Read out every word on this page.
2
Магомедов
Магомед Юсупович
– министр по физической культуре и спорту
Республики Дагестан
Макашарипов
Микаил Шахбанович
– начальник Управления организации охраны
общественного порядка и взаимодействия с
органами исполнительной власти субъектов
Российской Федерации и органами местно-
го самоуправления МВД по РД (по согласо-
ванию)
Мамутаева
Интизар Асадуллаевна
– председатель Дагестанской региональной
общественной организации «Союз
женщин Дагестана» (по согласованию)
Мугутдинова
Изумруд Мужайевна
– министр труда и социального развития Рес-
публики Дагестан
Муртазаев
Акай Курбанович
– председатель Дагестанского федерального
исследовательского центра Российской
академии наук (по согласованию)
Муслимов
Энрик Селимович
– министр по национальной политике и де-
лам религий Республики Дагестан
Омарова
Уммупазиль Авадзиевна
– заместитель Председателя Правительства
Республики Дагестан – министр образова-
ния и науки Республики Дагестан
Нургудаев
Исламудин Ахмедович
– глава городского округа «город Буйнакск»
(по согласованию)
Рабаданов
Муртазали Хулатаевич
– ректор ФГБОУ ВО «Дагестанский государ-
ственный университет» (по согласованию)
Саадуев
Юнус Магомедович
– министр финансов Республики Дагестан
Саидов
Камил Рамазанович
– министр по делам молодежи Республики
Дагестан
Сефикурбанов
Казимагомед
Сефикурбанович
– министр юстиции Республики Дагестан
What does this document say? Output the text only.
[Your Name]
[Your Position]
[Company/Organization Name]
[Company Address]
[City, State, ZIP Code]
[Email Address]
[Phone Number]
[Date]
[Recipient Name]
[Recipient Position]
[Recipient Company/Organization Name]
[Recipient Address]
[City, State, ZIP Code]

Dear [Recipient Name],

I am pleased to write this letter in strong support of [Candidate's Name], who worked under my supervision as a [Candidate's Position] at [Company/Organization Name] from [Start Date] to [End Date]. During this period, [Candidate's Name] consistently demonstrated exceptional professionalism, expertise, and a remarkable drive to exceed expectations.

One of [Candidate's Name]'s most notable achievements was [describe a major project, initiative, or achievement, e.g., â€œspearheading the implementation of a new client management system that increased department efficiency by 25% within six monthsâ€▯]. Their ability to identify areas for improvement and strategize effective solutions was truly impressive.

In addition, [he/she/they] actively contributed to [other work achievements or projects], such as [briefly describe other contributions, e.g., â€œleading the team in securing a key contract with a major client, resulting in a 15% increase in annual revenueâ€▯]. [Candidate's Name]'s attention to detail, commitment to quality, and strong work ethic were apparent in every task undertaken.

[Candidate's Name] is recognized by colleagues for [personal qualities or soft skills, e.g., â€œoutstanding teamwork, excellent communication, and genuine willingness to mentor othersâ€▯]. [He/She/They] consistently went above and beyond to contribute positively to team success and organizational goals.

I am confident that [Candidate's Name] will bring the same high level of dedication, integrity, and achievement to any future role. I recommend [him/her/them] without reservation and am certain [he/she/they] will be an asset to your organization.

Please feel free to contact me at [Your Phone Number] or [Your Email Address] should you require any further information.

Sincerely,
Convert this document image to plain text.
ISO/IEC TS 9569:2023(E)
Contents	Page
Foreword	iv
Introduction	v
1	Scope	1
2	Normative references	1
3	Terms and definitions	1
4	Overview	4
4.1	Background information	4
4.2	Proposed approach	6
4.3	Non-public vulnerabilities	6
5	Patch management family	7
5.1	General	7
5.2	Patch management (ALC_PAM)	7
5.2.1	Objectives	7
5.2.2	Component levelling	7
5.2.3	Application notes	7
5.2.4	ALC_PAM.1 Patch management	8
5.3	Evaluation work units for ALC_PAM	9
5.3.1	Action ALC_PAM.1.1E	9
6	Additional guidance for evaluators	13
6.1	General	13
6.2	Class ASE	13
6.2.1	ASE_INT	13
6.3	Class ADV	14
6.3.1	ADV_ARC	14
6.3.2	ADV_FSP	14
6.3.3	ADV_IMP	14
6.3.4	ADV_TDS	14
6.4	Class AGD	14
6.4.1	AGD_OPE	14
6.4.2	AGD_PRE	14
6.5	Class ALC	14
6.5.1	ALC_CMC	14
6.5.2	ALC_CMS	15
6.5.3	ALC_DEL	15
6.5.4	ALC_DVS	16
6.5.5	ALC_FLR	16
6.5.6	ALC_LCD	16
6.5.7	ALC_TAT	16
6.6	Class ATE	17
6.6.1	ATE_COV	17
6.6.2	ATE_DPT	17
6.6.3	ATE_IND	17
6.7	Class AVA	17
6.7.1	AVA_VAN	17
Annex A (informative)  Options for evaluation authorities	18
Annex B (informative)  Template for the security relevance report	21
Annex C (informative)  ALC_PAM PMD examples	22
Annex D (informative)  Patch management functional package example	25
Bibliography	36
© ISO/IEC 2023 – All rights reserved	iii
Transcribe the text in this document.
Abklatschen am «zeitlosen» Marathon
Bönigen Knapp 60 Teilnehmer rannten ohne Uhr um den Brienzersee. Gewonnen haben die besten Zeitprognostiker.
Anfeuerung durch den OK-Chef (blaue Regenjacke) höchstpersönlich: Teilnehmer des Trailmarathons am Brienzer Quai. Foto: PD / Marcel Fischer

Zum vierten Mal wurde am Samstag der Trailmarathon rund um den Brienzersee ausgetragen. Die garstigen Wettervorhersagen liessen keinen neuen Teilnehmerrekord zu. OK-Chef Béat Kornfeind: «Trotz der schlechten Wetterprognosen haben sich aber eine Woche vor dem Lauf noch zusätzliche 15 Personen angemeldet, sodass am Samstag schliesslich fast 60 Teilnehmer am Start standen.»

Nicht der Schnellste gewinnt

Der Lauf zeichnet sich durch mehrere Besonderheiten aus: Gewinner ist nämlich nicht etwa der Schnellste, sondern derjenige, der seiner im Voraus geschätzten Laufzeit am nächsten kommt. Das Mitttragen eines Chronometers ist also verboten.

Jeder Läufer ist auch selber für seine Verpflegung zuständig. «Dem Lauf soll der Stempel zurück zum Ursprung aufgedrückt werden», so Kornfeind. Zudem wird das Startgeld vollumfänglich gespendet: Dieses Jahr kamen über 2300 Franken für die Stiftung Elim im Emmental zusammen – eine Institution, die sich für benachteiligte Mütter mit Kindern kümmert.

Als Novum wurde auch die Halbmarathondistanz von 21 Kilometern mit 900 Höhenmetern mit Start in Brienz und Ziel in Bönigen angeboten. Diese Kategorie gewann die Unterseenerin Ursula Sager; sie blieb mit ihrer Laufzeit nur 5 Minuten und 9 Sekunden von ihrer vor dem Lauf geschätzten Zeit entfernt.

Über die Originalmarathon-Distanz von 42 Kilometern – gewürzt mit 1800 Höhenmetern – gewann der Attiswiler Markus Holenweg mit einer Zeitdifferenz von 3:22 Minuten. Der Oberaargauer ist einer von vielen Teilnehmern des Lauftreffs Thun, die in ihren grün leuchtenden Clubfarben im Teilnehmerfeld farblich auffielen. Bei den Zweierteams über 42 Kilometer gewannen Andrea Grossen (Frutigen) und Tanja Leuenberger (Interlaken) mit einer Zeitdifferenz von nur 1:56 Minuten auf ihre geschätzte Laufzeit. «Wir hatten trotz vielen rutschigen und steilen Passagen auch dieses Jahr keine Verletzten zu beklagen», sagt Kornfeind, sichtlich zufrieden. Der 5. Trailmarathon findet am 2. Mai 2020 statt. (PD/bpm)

******************************

Search the listing for the string "text". Copy each line where it turns up.

What does this document say? Output the text only.
Convert this document image to plain text.
Transcribe the text in this document.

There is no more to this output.